• **Brief**
Return, word for word, every line that follows.

==== Data supplied

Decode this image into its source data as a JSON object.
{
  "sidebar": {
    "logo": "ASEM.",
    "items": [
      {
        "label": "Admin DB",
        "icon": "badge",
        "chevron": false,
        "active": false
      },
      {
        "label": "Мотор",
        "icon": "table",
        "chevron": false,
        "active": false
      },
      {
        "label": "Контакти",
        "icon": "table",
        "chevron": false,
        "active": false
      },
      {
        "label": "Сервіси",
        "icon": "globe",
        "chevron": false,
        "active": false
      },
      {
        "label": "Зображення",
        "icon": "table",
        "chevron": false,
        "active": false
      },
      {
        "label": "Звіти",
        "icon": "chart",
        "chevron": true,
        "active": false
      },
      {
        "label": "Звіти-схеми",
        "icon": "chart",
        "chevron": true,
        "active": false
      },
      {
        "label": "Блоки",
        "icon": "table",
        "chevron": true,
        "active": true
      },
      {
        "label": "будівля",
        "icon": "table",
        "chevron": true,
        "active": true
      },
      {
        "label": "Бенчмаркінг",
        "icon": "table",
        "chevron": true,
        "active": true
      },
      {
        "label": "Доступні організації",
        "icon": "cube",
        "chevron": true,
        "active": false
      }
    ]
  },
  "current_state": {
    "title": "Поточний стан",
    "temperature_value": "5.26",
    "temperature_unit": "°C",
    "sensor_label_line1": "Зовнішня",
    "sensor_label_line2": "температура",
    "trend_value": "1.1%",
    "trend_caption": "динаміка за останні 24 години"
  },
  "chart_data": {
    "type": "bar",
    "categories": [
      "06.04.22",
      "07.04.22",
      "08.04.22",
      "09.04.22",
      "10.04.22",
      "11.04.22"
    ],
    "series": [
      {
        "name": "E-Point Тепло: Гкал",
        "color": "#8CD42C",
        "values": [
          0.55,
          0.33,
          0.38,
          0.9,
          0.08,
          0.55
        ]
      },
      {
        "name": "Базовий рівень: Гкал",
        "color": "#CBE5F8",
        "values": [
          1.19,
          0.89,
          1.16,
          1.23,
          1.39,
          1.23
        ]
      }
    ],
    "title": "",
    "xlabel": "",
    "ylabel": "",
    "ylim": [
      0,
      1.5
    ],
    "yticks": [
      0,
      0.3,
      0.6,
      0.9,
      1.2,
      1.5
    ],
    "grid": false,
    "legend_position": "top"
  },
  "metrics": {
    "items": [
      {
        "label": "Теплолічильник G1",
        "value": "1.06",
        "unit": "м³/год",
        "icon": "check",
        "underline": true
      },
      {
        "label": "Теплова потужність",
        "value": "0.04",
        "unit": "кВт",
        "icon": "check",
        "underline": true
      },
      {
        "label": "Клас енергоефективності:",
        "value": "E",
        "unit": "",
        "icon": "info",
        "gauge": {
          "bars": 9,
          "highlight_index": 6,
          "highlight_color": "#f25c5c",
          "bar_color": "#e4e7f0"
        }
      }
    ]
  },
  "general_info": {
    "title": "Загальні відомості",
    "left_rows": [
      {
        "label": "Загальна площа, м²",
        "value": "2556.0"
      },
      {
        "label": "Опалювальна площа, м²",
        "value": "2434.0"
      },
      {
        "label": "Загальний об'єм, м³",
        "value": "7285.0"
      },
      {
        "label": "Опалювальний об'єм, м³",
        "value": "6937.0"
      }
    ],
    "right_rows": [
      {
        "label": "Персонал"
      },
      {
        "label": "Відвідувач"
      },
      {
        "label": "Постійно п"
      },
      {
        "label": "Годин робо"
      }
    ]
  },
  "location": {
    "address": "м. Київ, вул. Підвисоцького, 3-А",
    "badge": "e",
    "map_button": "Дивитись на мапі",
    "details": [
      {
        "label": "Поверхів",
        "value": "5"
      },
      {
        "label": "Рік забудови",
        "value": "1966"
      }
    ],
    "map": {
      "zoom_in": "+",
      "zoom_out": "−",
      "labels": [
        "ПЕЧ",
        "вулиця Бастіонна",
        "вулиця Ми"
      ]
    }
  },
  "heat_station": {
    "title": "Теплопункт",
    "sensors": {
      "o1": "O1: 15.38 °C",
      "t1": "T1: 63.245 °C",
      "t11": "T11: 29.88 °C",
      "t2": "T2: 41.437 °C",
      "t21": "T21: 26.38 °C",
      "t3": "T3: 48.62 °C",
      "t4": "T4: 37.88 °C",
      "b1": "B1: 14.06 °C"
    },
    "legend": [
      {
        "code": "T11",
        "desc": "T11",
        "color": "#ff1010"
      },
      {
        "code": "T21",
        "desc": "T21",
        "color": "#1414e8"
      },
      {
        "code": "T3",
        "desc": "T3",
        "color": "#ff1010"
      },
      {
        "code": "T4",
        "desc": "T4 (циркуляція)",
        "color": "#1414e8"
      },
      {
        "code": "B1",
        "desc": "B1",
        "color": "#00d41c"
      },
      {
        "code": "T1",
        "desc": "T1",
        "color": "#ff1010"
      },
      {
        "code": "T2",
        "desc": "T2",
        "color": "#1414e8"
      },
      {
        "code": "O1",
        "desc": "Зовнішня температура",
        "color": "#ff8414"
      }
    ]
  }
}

========

• **Written response**
Decode this image into its source data as a JSON object.
{
  "sidebar": {
    "logo": "ASEM.",
    "items": [
      {
        "label": "Admin DB",
        "icon": "badge",
        "chevron": false,
        "active": false
      },
      {
        "label": "Мотор",
        "icon": "table",
        "chevron": false,
        "active": false
      },
      {
        "label": "Контакти",
        "icon": "table",
        "chevron": false,
        "active": false
      },
      {
        "label": "Сервіси",
        "icon": "globe",
        "chevron": false,
        "active": false
      },
      {
        "label": "Зображення",
        "icon": "table",
        "chevron": false,
        "active": false
      },
      {
        "label": "Звіти",
        "icon": "chart",
        "chevron": true,
        "active": false
      },
      {
        "label": "Звіти-схеми",
        "icon": "chart",
        "chevron": true,
        "active": false
      },
      {
        "label": "Блоки",
        "icon": "table",
        "chevron": true,
        "active": true
      },
      {
        "label": "будівля",
        "icon": "table",
        "chevron": true,
        "active": true
      },
      {
        "label": "Бенчмаркінг",
        "icon": "table",
        "chevron": true,
        "active": true
      },
      {
        "label": "Доступні організації",
        "icon": "cube",
        "chevron": true,
        "active": false
      }
    ]
  },
  "current_state": {
    "title": "Поточний стан",
    "temperature_value": "5.26",
    "temperature_unit": "°C",
    "sensor_label_line1": "Зовнішня",
    "sensor_label_line2": "температура",
    "trend_value": "1.1%",
    "trend_caption": "динаміка за останні 24 години"
  },
  "chart_data": {
    "type": "bar",
    "categories": [
      "06.04.22",
      "07.04.22",
      "08.04.22",
      "09.04.22",
      "10.04.22",
      "11.04.22"
    ],
    "series": [
      {
        "name": "E-Point Тепло: Гкал",
        "color": "#8CD42C",
        "values": [
          0.55,
          0.33,
          0.38,
          0.9,
          0.08,
          0.55
        ]
      },
      {
        "name": "Базовий рівень: Гкал",
        "color": "#CBE5F8",
        "values": [
          1.19,
          0.89,
          1.16,
          1.23,
          1.39,
          1.23
        ]
      }
    ],
    "title": "",
    "xlabel": "",
    "ylabel": "",
    "ylim": [
      0,
      1.5
    ],
    "yticks": [
      0,
      0.3,
      0.6,
      0.9,
      1.2,
      1.5
    ],
    "grid": false,
    "legend_position": "top"
  },
  "metrics": {
    "items": [
      {
        "label": "Теплолічильник G1",
        "value": "1.06",
        "unit": "м³/год",
        "icon": "check",
        "underline": true
      },
      {
        "label": "Теплова потужність",
        "value": "0.04",
        "unit": "кВт",
        "icon": "check",
        "underline": true
      },
      {
        "label": "Клас енергоефективності:",
        "value": "E",
        "unit": "",
        "icon": "info",
        "gauge": {
          "bars": 9,
          "highlight_index": 6,
          "highlight_color": "#f25c5c",
          "bar_color": "#e4e7f0"
        }
      }
    ]
  },
  "general_info": {
    "title": "Загальні відомості",
    "left_rows": [
      {
        "label": "Загальна площа, м²",
        "value": "2556.0"
      },
      {
        "label": "Опалювальна площа, м²",
        "value": "2434.0"
      },
      {
        "label": "Загальний об'єм, м³",
        "value": "7285.0"
      },
      {
        "label": "Опалювальний об'єм, м³",
        "value": "6937.0"
      }
    ],
    "right_rows": [
      {
        "label": "Персонал"
      },
      {
        "label": "Відвідувач"
      },
      {
        "label": "Постійно п"
      },
      {
        "label": "Годин робо"
      }
    ]
  },
  "location": {
    "address": "м. Київ, вул. Підвисоцького, 3-А",
    "badge": "e",
    "map_button": "Дивитись на мапі",
    "details": [
      {
        "label": "Поверхів",
        "value": "5"
      },
      {
        "label": "Рік забудови",
        "value": "1966"
      }
    ],
    "map": {
      "zoom_in": "+",
      "zoom_out": "−",
      "labels": [
        "ПЕЧ",
        "вулиця Бастіонна",
        "вулиця Ми"
      ]
    }
  },
  "heat_station": {
    "title": "Теплопункт",
    "sensors": {
      "o1": "O1: 15.38 °C",
      "t1": "T1: 63.245 °C",
      "t11": "T11: 29.88 °C",
      "t2": "T2: 41.437 °C",
      "t21": "T21: 26.38 °C",
      "t3": "T3: 48.62 °C",
      "t4": "T4: 37.88 °C",
      "b1": "B1: 14.06 °C"
    },
    "legend": [
      {
        "code": "T11",
        "desc": "T11",
        "color": "#ff1010"
      },
      {
        "code": "T21",
        "desc": "T21",
        "color": "#1414e8"
      },
      {
        "code": "T3",
        "desc": "T3",
        "color": "#ff1010"
      },
      {
        "code": "T4",
        "desc": "T4 (циркуляція)",
        "color": "#1414e8"
      },
      {
        "code": "B1",
        "desc": "B1",
        "color": "#00d41c"
      },
      {
        "code": "T1",
        "desc": "T1",
        "color": "#ff1010"
      },
      {
        "code": "T2",
        "desc": "T2",
        "color": "#1414e8"
      },
      {
        "code": "O1",
        "desc": "Зовнішня температура",
        "color": "#ff8414"
      }
    ]
  }
}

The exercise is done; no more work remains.